→ Problem requirements:
Set down all of the entries word for word, omitting the images they contain.

→ Source material:

..........

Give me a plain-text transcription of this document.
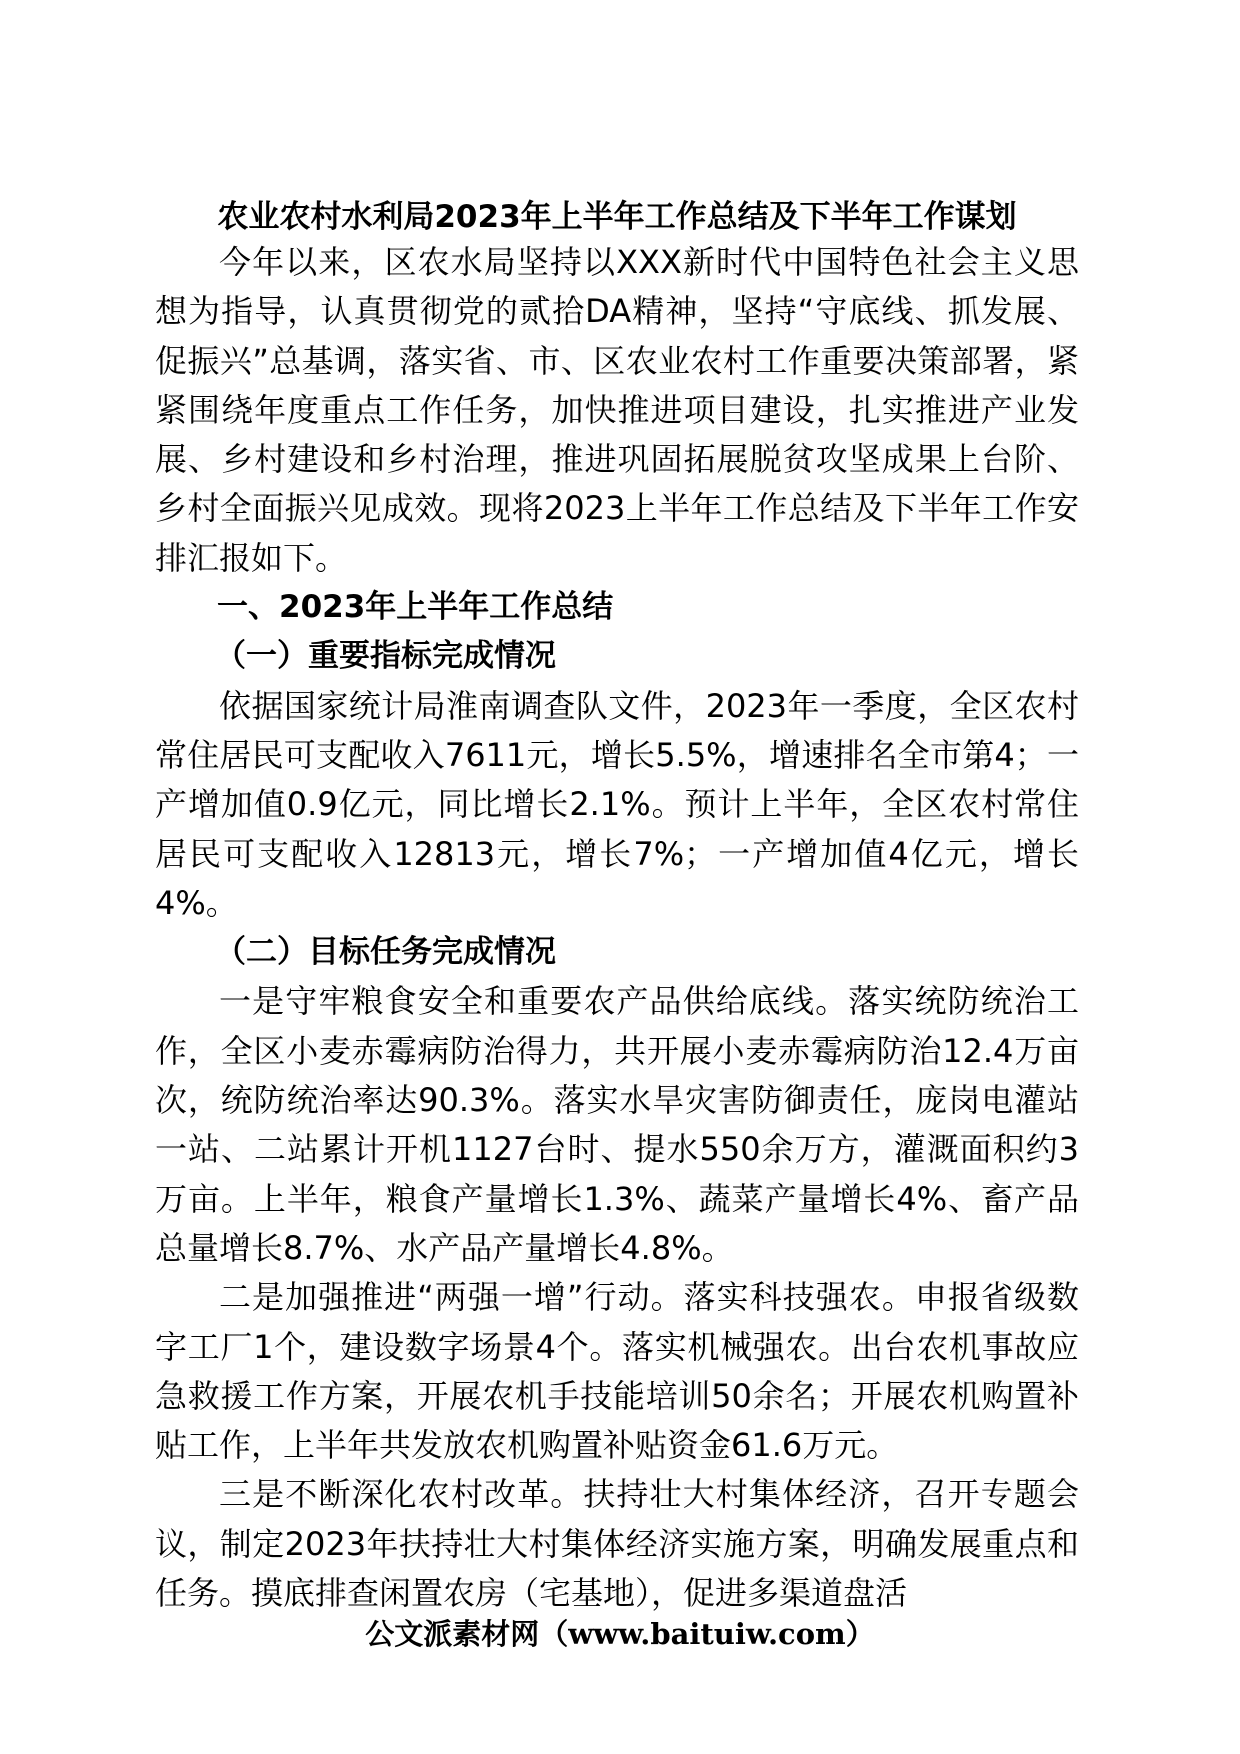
农业农村水利局2023年上半年工作总结及下半年工作谋划

今年以来，区农水局坚持以XXX新时代中国特色社会主义思想为指导，认真贯彻党的贰拾DA精神，坚持“守底线、抓发展、促振兴”总基调，落实省、市、区农业农村工作重要决策部署，紧紧围绕年度重点工作任务，加快推进项目建设，扎实推进产业发展、乡村建设和乡村治理，推进巩固拓展脱贫攻坚成果上台阶、乡村全面振兴见成效。现将2023上半年工作总结及下半年工作安排汇报如下。

一、2023年上半年工作总结
（一）重要指标完成情况

依据国家统计局淮南调查队文件，2023年一季度，全区农村常住居民可支配收入7611元，增长5.5%，增速排名全市第4；一产增加值0.9亿元，同比增长2.1%。预计上半年，全区农村常住居民可支配收入12813元，增长7%；一产增加值4亿元，增长4%。

（二）目标任务完成情况

一是守牢粮食安全和重要农产品供给底线。落实统防统治工作，全区小麦赤霉病防治得力，共开展小麦赤霉病防治12.4万亩次，统防统治率达90.3%。落实水旱灾害防御责任，庞岗电灌站一站、二站累计开机1127台时、提水550余万方，灌溉面积约3万亩。上半年，粮食产量增长1.3%、蔬菜产量增长4%、畜产品总量增长8.7%、水产品产量增长4.8%。

二是加强推进“两强一增”行动。落实科技强农。申报省级数字工厂1个，建设数字场景4个。落实机械强农。出台农机事故应急救援工作方案，开展农机手技能培训50余名；开展农机购置补贴工作，上半年共发放农机购置补贴资金61.6万元。

三是不断深化农村改革。扶持壮大村集体经济，召开专题会议，制定2023年扶持壮大村集体经济实施方案，明确发展重点和任务。摸底排查闲置农房（宅基地），促进多渠道盘活

公文派素材网（www.baituiw.com）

..........

→ Response to the exercise:
Give me a plain-text transcription of this document.
农业农村水利局2023年上半年工作总结及下半年工作谋划

今年以来，区农水局坚持以XXX新时代中国特色社会主义思想为指导，认真贯彻党的贰拾DA精神，坚持“守底线、抓发展、促振兴”总基调，落实省、市、区农业农村工作重要决策部署，紧紧围绕年度重点工作任务，加快推进项目建设，扎实推进产业发展、乡村建设和乡村治理，推进巩固拓展脱贫攻坚成果上台阶、乡村全面振兴见成效。现将2023上半年工作总结及下半年工作安排汇报如下。

一、2023年上半年工作总结
（一）重要指标完成情况

依据国家统计局淮南调查队文件，2023年一季度，全区农村常住居民可支配收入7611元，增长5.5%，增速排名全市第4；一产增加值0.9亿元，同比增长2.1%。预计上半年，全区农村常住居民可支配收入12813元，增长7%；一产增加值4亿元，增长4%。

（二）目标任务完成情况

一是守牢粮食安全和重要农产品供给底线。落实统防统治工作，全区小麦赤霉病防治得力，共开展小麦赤霉病防治12.4万亩次，统防统治率达90.3%。落实水旱灾害防御责任，庞岗电灌站一站、二站累计开机1127台时、提水550余万方，灌溉面积约3万亩。上半年，粮食产量增长1.3%、蔬菜产量增长4%、畜产品总量增长8.7%、水产品产量增长4.8%。

二是加强推进“两强一增”行动。落实科技强农。申报省级数字工厂1个，建设数字场景4个。落实机械强农。出台农机事故应急救援工作方案，开展农机手技能培训50余名；开展农机购置补贴工作，上半年共发放农机购置补贴资金61.6万元。

三是不断深化农村改革。扶持壮大村集体经济，召开专题会议，制定2023年扶持壮大村集体经济实施方案，明确发展重点和任务。摸底排查闲置农房（宅基地），促进多渠道盘活

公文派素材网（www.baituiw.com）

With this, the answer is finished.